Given entries
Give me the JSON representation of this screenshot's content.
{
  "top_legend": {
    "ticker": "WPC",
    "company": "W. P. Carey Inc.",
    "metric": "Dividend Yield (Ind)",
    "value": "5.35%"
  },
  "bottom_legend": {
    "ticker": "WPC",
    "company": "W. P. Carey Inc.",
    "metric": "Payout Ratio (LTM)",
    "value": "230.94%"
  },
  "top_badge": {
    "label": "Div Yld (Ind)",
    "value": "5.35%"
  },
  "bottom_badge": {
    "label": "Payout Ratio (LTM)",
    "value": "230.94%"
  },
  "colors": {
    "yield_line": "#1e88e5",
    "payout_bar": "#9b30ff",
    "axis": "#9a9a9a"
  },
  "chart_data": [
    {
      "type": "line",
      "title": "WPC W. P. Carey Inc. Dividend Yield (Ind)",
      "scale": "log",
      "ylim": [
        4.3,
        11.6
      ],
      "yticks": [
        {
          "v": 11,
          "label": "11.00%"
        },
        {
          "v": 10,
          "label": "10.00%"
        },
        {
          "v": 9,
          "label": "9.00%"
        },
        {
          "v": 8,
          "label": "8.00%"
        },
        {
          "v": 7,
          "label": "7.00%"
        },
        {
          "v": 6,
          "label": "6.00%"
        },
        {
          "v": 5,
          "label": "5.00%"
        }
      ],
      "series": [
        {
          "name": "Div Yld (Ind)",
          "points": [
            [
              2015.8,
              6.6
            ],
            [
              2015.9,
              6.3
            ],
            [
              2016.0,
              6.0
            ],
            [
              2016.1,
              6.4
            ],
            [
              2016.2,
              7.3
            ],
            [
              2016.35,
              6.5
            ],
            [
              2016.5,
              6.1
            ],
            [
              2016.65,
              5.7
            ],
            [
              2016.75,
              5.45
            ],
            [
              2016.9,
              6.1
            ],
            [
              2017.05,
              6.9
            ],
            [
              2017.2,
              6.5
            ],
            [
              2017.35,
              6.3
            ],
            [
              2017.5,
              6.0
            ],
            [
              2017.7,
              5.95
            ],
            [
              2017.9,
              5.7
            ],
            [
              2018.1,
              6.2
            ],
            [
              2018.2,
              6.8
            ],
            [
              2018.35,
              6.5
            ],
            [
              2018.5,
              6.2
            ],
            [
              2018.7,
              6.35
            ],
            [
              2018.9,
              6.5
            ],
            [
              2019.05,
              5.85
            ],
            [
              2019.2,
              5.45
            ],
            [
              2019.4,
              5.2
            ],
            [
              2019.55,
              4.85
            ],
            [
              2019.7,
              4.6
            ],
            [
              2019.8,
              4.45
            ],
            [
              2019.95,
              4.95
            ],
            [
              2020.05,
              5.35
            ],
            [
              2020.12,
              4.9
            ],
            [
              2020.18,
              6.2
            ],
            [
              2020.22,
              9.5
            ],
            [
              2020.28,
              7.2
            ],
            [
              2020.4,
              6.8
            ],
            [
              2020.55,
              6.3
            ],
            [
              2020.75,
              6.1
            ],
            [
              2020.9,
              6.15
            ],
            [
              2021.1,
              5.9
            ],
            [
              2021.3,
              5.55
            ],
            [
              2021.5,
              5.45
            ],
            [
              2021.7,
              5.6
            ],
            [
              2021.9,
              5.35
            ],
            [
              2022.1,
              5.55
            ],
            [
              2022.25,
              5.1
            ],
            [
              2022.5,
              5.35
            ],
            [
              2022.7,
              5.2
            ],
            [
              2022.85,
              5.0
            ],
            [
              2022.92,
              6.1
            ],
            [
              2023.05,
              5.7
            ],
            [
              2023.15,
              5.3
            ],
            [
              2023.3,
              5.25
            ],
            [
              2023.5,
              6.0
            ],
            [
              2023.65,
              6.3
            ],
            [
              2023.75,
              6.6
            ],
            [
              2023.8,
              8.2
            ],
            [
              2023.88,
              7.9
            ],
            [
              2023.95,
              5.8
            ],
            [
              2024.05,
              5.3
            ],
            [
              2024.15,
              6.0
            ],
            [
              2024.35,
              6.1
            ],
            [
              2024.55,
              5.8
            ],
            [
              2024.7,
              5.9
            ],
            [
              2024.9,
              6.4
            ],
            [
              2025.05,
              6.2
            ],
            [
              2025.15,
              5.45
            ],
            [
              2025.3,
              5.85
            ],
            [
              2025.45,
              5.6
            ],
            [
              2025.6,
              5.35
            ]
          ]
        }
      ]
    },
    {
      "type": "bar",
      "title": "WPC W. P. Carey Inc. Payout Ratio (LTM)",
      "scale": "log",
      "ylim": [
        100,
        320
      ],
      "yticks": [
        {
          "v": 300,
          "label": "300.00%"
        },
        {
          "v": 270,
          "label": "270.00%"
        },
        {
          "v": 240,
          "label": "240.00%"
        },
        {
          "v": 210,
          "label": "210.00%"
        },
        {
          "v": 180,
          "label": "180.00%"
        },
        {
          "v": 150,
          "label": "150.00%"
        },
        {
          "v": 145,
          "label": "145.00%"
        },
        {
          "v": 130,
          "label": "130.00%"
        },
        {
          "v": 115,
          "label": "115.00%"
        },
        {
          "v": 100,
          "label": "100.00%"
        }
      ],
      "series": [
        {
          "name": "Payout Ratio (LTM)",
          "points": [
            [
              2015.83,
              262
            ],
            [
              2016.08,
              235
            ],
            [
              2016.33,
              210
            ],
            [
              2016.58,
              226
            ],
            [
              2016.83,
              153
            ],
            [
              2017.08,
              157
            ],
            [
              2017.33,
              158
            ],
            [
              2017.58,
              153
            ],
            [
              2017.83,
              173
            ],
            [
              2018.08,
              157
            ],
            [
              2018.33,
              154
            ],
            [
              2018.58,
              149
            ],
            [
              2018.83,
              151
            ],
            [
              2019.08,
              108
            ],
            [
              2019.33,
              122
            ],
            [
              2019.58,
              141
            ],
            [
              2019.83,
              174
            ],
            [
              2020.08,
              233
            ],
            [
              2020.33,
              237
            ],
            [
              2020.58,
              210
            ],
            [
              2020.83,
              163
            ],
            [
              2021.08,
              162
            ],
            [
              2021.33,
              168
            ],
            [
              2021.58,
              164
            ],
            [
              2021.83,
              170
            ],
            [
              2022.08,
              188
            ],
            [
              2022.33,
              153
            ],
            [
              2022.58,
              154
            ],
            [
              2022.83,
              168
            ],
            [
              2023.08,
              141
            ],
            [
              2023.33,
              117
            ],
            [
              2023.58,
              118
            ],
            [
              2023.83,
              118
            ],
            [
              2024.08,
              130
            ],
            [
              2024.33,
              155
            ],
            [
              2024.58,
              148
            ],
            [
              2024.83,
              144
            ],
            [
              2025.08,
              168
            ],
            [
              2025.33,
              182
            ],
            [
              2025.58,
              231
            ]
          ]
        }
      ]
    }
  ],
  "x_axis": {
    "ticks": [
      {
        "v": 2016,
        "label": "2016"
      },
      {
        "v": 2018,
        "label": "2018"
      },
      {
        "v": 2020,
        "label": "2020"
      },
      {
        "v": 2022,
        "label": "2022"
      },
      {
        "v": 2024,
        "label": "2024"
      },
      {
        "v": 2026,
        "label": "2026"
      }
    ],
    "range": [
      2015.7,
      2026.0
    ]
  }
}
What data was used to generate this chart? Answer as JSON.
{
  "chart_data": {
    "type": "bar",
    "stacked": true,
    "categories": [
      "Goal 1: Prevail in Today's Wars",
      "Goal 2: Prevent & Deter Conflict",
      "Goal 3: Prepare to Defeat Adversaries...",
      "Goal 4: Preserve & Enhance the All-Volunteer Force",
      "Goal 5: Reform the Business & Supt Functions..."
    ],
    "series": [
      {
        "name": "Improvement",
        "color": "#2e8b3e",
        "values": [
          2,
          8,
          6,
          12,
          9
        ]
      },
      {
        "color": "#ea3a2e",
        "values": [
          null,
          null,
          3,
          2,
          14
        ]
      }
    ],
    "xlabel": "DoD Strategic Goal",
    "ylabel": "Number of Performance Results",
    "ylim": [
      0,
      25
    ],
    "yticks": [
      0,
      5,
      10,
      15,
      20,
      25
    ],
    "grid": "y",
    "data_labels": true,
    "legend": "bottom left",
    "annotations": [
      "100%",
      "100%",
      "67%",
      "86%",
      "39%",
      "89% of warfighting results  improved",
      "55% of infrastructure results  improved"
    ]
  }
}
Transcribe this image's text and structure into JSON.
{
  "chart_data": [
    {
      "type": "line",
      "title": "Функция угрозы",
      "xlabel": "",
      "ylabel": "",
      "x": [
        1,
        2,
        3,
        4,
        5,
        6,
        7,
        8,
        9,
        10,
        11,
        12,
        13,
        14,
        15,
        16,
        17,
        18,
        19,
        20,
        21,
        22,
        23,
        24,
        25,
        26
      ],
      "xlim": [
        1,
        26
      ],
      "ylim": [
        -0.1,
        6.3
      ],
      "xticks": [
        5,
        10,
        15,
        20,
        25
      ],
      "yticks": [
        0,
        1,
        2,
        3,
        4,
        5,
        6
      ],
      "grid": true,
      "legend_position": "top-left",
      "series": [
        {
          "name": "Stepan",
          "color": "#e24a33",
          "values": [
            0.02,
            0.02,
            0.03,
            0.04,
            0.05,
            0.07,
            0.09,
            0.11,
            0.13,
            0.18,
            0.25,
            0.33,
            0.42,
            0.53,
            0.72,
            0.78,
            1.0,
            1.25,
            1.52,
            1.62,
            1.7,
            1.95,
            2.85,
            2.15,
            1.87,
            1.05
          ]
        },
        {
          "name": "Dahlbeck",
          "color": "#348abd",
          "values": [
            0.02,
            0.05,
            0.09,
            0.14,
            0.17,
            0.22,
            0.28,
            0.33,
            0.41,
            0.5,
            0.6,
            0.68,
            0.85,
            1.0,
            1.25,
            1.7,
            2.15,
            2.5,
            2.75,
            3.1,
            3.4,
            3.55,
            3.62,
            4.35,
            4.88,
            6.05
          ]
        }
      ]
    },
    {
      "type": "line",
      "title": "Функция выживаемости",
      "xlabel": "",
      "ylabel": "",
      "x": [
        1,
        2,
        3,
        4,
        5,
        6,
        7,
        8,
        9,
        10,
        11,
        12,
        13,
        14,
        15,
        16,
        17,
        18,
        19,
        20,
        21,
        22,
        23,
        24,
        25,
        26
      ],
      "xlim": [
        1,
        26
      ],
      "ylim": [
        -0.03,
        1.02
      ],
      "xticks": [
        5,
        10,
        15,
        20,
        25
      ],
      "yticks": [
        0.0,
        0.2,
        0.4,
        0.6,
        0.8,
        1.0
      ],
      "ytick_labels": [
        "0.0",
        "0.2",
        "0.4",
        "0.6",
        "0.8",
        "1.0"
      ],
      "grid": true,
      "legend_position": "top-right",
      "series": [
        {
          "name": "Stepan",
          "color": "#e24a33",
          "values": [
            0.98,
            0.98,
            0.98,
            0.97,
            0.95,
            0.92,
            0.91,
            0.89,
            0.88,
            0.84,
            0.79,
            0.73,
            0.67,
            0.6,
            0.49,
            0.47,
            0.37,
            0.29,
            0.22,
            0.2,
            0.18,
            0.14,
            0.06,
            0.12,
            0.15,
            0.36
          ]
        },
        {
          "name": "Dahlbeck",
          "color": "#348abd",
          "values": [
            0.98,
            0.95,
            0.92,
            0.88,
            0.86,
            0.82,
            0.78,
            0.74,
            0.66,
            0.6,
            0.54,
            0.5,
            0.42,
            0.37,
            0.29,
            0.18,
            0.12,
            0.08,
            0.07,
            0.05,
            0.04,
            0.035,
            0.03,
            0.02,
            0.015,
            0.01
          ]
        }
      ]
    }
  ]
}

Stated exercise
Scan the records above for the string "Dividend", then report every line that contains it.

Output for this task
    "metric": "Dividend Yield (Ind)",
      "title": "WPC W. P. Carey Inc. Dividend Yield (Ind)",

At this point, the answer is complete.